(Data entries for graphics)
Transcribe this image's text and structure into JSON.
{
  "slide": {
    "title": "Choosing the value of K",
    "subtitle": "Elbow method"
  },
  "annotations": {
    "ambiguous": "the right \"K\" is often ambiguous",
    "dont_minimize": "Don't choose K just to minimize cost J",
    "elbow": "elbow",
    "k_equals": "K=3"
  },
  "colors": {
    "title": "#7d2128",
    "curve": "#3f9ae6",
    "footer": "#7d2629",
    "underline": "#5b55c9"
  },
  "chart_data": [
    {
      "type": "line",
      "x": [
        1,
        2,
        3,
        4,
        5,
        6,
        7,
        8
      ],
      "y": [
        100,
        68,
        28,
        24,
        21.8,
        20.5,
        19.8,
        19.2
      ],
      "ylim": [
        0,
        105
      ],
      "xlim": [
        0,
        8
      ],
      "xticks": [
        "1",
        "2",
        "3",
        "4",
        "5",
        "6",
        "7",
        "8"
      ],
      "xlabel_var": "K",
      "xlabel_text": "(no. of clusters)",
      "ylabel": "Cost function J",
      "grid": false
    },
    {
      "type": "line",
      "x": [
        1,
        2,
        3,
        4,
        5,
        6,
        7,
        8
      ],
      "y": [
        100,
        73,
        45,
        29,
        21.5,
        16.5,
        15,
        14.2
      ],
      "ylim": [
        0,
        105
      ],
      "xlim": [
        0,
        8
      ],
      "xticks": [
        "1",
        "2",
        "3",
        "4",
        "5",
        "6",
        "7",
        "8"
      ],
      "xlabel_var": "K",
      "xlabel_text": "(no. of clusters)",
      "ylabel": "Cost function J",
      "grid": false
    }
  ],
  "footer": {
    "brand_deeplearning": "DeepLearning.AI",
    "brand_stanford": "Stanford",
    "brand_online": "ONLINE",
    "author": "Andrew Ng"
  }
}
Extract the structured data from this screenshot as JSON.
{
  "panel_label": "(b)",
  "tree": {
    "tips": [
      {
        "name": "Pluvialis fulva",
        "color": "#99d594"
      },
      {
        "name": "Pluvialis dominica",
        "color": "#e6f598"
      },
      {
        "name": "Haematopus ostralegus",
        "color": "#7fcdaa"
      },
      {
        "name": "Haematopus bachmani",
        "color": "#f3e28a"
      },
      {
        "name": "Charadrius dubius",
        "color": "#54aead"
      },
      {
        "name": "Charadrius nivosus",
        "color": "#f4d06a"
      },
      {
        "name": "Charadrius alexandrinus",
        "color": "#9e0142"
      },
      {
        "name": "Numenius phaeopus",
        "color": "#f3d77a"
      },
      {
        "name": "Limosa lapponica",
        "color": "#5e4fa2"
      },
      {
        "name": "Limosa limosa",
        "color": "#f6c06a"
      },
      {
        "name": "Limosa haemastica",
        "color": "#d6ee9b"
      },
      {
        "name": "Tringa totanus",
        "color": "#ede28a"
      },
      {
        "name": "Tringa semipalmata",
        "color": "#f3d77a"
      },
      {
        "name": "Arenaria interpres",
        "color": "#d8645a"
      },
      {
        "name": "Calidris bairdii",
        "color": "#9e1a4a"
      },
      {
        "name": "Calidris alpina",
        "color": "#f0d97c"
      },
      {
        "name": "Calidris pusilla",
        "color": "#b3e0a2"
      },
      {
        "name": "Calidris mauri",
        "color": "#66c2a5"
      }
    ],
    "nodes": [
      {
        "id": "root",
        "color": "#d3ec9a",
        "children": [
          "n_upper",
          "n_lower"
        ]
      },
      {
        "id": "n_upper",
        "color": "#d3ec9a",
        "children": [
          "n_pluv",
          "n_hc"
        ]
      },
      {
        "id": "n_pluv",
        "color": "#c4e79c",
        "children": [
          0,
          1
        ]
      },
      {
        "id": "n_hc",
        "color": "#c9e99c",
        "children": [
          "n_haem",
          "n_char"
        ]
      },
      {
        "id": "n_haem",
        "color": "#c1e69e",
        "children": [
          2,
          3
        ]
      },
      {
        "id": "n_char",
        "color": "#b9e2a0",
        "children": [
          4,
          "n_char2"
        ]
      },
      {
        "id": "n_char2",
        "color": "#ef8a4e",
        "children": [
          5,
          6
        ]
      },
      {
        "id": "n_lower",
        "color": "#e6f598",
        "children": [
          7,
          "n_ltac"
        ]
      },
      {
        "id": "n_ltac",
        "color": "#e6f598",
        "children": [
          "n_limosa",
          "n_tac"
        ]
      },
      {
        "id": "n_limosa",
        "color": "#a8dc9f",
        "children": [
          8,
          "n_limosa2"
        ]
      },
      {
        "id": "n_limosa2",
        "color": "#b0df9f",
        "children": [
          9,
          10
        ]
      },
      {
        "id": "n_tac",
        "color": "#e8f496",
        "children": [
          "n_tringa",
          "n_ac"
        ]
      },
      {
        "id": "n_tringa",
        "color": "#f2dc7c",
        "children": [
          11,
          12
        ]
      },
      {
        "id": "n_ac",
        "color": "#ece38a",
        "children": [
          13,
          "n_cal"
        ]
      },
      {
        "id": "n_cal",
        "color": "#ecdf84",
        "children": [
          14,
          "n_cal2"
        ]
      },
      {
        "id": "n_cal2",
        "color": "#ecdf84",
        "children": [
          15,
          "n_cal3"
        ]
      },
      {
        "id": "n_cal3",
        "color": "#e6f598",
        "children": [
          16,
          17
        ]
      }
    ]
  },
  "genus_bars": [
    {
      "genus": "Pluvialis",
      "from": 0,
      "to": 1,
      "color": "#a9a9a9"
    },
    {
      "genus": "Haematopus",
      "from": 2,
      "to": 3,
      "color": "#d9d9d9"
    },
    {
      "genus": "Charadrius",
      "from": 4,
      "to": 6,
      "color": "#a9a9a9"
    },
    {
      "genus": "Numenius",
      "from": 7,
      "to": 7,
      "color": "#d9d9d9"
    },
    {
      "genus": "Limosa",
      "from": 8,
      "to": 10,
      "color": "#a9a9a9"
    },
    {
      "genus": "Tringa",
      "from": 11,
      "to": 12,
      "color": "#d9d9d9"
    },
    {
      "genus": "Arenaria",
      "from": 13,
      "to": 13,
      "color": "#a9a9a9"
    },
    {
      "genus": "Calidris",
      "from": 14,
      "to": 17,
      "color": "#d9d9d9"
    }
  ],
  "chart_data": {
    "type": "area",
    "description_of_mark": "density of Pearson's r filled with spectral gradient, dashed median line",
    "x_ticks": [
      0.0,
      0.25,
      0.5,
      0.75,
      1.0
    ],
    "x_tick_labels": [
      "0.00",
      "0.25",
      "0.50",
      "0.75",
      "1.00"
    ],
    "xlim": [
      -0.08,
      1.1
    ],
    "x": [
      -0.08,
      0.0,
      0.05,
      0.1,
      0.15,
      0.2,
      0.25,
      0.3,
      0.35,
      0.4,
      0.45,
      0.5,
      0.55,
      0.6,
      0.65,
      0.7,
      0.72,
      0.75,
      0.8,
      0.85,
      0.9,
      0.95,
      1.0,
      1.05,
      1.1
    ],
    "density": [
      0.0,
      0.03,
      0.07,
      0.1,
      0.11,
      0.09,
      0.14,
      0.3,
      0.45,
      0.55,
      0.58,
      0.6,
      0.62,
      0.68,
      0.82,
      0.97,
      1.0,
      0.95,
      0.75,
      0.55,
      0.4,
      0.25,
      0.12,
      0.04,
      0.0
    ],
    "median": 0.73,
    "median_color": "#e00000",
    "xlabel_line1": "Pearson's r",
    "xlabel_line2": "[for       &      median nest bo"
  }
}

THE EXERCISE | Repeat the lines above exactly.

RESULT OF THE EXERCISE |
Transcribe this image's text and structure into JSON.
{
  "slide": {
    "title": "Choosing the value of K",
    "subtitle": "Elbow method"
  },
  "annotations": {
    "ambiguous": "the right \"K\" is often ambiguous",
    "dont_minimize": "Don't choose K just to minimize cost J",
    "elbow": "elbow",
    "k_equals": "K=3"
  },
  "colors": {
    "title": "#7d2128",
    "curve": "#3f9ae6",
    "footer": "#7d2629",
    "underline": "#5b55c9"
  },
  "chart_data": [
    {
      "type": "line",
      "x": [
        1,
        2,
        3,
        4,
        5,
        6,
        7,
        8
      ],
      "y": [
        100,
        68,
        28,
        24,
        21.8,
        20.5,
        19.8,
        19.2
      ],
      "ylim": [
        0,
        105
      ],
      "xlim": [
        0,
        8
      ],
      "xticks": [
        "1",
        "2",
        "3",
        "4",
        "5",
        "6",
        "7",
        "8"
      ],
      "xlabel_var": "K",
      "xlabel_text": "(no. of clusters)",
      "ylabel": "Cost function J",
      "grid": false
    },
    {
      "type": "line",
      "x": [
        1,
        2,
        3,
        4,
        5,
        6,
        7,
        8
      ],
      "y": [
        100,
        73,
        45,
        29,
        21.5,
        16.5,
        15,
        14.2
      ],
      "ylim": [
        0,
        105
      ],
      "xlim": [
        0,
        8
      ],
      "xticks": [
        "1",
        "2",
        "3",
        "4",
        "5",
        "6",
        "7",
        "8"
      ],
      "xlabel_var": "K",
      "xlabel_text": "(no. of clusters)",
      "ylabel": "Cost function J",
      "grid": false
    }
  ],
  "footer": {
    "brand_deeplearning": "DeepLearning.AI",
    "brand_stanford": "Stanford",
    "brand_online": "ONLINE",
    "author": "Andrew Ng"
  }
}
Extract the structured data from this screenshot as JSON.
{
  "panel_label": "(b)",
  "tree": {
    "tips": [
      {
        "name": "Pluvialis fulva",
        "color": "#99d594"
      },
      {
        "name": "Pluvialis dominica",
        "color": "#e6f598"
      },
      {
        "name": "Haematopus ostralegus",
        "color": "#7fcdaa"
      },
      {
        "name": "Haematopus bachmani",
        "color": "#f3e28a"
      },
      {
        "name": "Charadrius dubius",
        "color": "#54aead"
      },
      {
        "name": "Charadrius nivosus",
        "color": "#f4d06a"
      },
      {
        "name": "Charadrius alexandrinus",
        "color": "#9e0142"
      },
      {
        "name": "Numenius phaeopus",
        "color": "#f3d77a"
      },
      {
        "name": "Limosa lapponica",
        "color": "#5e4fa2"
      },
      {
        "name": "Limosa limosa",
        "color": "#f6c06a"
      },
      {
        "name": "Limosa haemastica",
        "color": "#d6ee9b"
      },
      {
        "name": "Tringa totanus",
        "color": "#ede28a"
      },
      {
        "name": "Tringa semipalmata",
        "color": "#f3d77a"
      },
      {
        "name": "Arenaria interpres",
        "color": "#d8645a"
      },
      {
        "name": "Calidris bairdii",
        "color": "#9e1a4a"
      },
      {
        "name": "Calidris alpina",
        "color": "#f0d97c"
      },
      {
        "name": "Calidris pusilla",
        "color": "#b3e0a2"
      },
      {
        "name": "Calidris mauri",
        "color": "#66c2a5"
      }
    ],
    "nodes": [
      {
        "id": "root",
        "color": "#d3ec9a",
        "children": [
          "n_upper",
          "n_lower"
        ]
      },
      {
        "id": "n_upper",
        "color": "#d3ec9a",
        "children": [
          "n_pluv",
          "n_hc"
        ]
      },
      {
        "id": "n_pluv",
        "color": "#c4e79c",
        "children": [
          0,
          1
        ]
      },
      {
        "id": "n_hc",
        "color": "#c9e99c",
        "children": [
          "n_haem",
          "n_char"
        ]
      },
      {
        "id": "n_haem",
        "color": "#c1e69e",
        "children": [
          2,
          3
        ]
      },
      {
        "id": "n_char",
        "color": "#b9e2a0",
        "children": [
          4,
          "n_char2"
        ]
      },
      {
        "id": "n_char2",
        "color": "#ef8a4e",
        "children": [
          5,
          6
        ]
      },
      {
        "id": "n_lower",
        "color": "#e6f598",
        "children": [
          7,
          "n_ltac"
        ]
      },
      {
        "id": "n_ltac",
        "color": "#e6f598",
        "children": [
          "n_limosa",
          "n_tac"
        ]
      },
      {
        "id": "n_limosa",
        "color": "#a8dc9f",
        "children": [
          8,
          "n_limosa2"
        ]
      },
      {
        "id": "n_limosa2",
        "color": "#b0df9f",
        "children": [
          9,
          10
        ]
      },
      {
        "id": "n_tac",
        "color": "#e8f496",
        "children": [
          "n_tringa",
          "n_ac"
        ]
      },
      {
        "id": "n_tringa",
        "color": "#f2dc7c",
        "children": [
          11,
          12
        ]
      },
      {
        "id": "n_ac",
        "color": "#ece38a",
        "children": [
          13,
          "n_cal"
        ]
      },
      {
        "id": "n_cal",
        "color": "#ecdf84",
        "children": [
          14,
          "n_cal2"
        ]
      },
      {
        "id": "n_cal2",
        "color": "#ecdf84",
        "children": [
          15,
          "n_cal3"
        ]
      },
      {
        "id": "n_cal3",
        "color": "#e6f598",
        "children": [
          16,
          17
        ]
      }
    ]
  },
  "genus_bars": [
    {
      "genus": "Pluvialis",
      "from": 0,
      "to": 1,
      "color": "#a9a9a9"
    },
    {
      "genus": "Haematopus",
      "from": 2,
      "to": 3,
      "color": "#d9d9d9"
    },
    {
      "genus": "Charadrius",
      "from": 4,
      "to": 6,
      "color": "#a9a9a9"
    },
    {
      "genus": "Numenius",
      "from": 7,
      "to": 7,
      "color": "#d9d9d9"
    },
    {
      "genus": "Limosa",
      "from": 8,
      "to": 10,
      "color": "#a9a9a9"
    },
    {
      "genus": "Tringa",
      "from": 11,
      "to": 12,
      "color": "#d9d9d9"
    },
    {
      "genus": "Arenaria",
      "from": 13,
      "to": 13,
      "color": "#a9a9a9"
    },
    {
      "genus": "Calidris",
      "from": 14,
      "to": 17,
      "color": "#d9d9d9"
    }
  ],
  "chart_data": {
    "type": "area",
    "description_of_mark": "density of Pearson's r filled with spectral gradient, dashed median line",
    "x_ticks": [
      0.0,
      0.25,
      0.5,
      0.75,
      1.0
    ],
    "x_tick_labels": [
      "0.00",
      "0.25",
      "0.50",
      "0.75",
      "1.00"
    ],
    "xlim": [
      -0.08,
      1.1
    ],
    "x": [
      -0.08,
      0.0,
      0.05,
      0.1,
      0.15,
      0.2,
      0.25,
      0.3,
      0.35,
      0.4,
      0.45,
      0.5,
      0.55,
      0.6,
      0.65,
      0.7,
      0.72,
      0.75,
      0.8,
      0.85,
      0.9,
      0.95,
      1.0,
      1.05,
      1.1
    ],
    "density": [
      0.0,
      0.03,
      0.07,
      0.1,
      0.11,
      0.09,
      0.14,
      0.3,
      0.45,
      0.55,
      0.58,
      0.6,
      0.62,
      0.68,
      0.82,
      0.97,
      1.0,
      0.95,
      0.75,
      0.55,
      0.4,
      0.25,
      0.12,
      0.04,
      0.0
    ],
    "median": 0.73,
    "median_color": "#e00000",
    "xlabel_line1": "Pearson's r",
    "xlabel_line2": "[for       &      median nest bo"
  }
}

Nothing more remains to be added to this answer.